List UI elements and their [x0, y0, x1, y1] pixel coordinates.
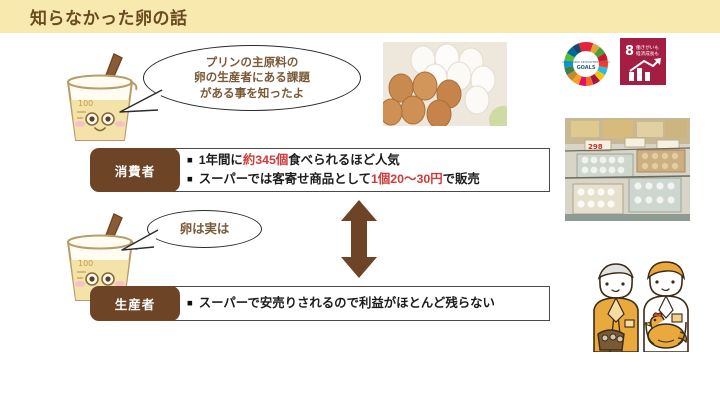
role-tag-consumer: 消費者	[90, 148, 180, 192]
egg-carton-photo	[383, 42, 507, 126]
sdg-goal-8-tile: 8 働きがいも 経済成長も	[620, 38, 666, 85]
bubble-producer: 卵は実は	[147, 210, 262, 248]
sdg-wheel-logo: SUSTAINABLE DEVELOPMENT GOALS GOALS	[560, 38, 612, 90]
producer-body: ■ スーパーで安売りされるので利益がほとんど残らない	[172, 286, 550, 321]
bubble-consumer: プリンの主原料の 卵の生産者にある課題 がある事を知ったよ	[143, 45, 361, 111]
bullet-text-part: 食べられるほど人気	[288, 151, 400, 170]
bullet-text-highlight: 約345個	[243, 151, 288, 170]
bullet-square-icon: ■	[187, 173, 193, 187]
consumer-bullet-1: ■ 1年間に 約345個 食べられるほど人気	[187, 151, 541, 170]
svg-text:100: 100	[78, 259, 93, 268]
bullet-square-icon: ■	[187, 297, 193, 311]
consumer-body: ■ 1年間に 約345個 食べられるほど人気 ■ スーパーでは客寄せ商品として …	[172, 148, 550, 192]
bubble-consumer-tail	[118, 86, 164, 116]
svg-text:GOALS: GOALS	[577, 65, 596, 71]
bullet-text-part: スーパーでは客寄せ商品として	[199, 170, 371, 189]
farmers-with-chicken-illustration	[592, 248, 700, 352]
slide-root: 知らなかった卵の話 100	[0, 0, 720, 405]
double-headed-arrow	[338, 200, 380, 283]
svg-text:100: 100	[78, 99, 93, 108]
title-banner: 知らなかった卵の話	[0, 0, 720, 33]
page-title: 知らなかった卵の話	[30, 4, 188, 29]
consumer-bullet-2: ■ スーパーでは客寄せ商品として 1個20〜30円 で販売	[187, 170, 541, 189]
sdg-goal-title-line1: 働きがいも	[636, 44, 659, 51]
sdg-wheel-label: SUSTAINABLE DEVELOPMENT GOALS	[562, 60, 610, 64]
role-tag-producer: 生産者	[90, 286, 180, 321]
bullet-text-highlight: 1個20〜30円	[371, 170, 443, 189]
bullet-text-part: 1年間に	[199, 151, 243, 170]
bullet-text-part: で販売	[443, 170, 480, 189]
consumer-row: 消費者 ■ 1年間に 約345個 食べられるほど人気 ■ スーパーでは客寄せ商品…	[90, 148, 550, 192]
bullet-square-icon: ■	[187, 154, 193, 168]
sdg-goal-number: 8	[625, 44, 634, 59]
sdg-goal-title-line2: 経済成長も	[636, 50, 659, 57]
producer-row: 生産者 ■ スーパーで安売りされるので利益がほとんど残らない	[90, 286, 550, 321]
bubble-producer-tail	[120, 228, 160, 254]
producer-bullet-1: ■ スーパーで安売りされるので利益がほとんど残らない	[187, 294, 541, 313]
bullet-text-part: スーパーで安売りされるので利益がほとんど残らない	[199, 294, 495, 313]
supermarket-egg-shelf-photo: 298	[565, 118, 690, 221]
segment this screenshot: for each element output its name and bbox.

• _Problem statement_:
In the part of the rows that opens with the line containing "148, 180, 192]" and closes with the line containing "consumer-body: ■ 1年間に", rename "bullet-square-icon" to "bullet-marker-icon" and give those lines again with everything else unchanged.

• _Solution for this problem_:
role-tag-consumer: 消費者	[90, 148, 180, 192]
egg-carton-photo	[383, 42, 507, 126]
sdg-goal-8-tile: 8 働きがいも 経済成長も	[620, 38, 666, 85]
bubble-producer: 卵は実は	[147, 210, 262, 248]
sdg-wheel-logo: SUSTAINABLE DEVELOPMENT GOALS GOALS	[560, 38, 612, 90]
producer-body: ■ スーパーで安売りされるので利益がほとんど残らない	[172, 286, 550, 321]
bubble-consumer: プリンの主原料の 卵の生産者にある課題 がある事を知ったよ	[143, 45, 361, 111]
bullet-text-part: 食べられるほど人気	[288, 151, 400, 170]
bullet-text-highlight: 約345個	[243, 151, 288, 170]
bullet-marker-icon: ■	[187, 173, 193, 187]
consumer-bullet-1: ■ 1年間に 約345個 食べられるほど人気	[187, 151, 541, 170]
svg-text:100: 100	[78, 259, 93, 268]
bullet-marker-icon: ■	[187, 297, 193, 311]
consumer-body: ■ 1年間に 約345個 食べられるほど人気 ■ スーパーでは客寄せ商品として …	[172, 148, 550, 192]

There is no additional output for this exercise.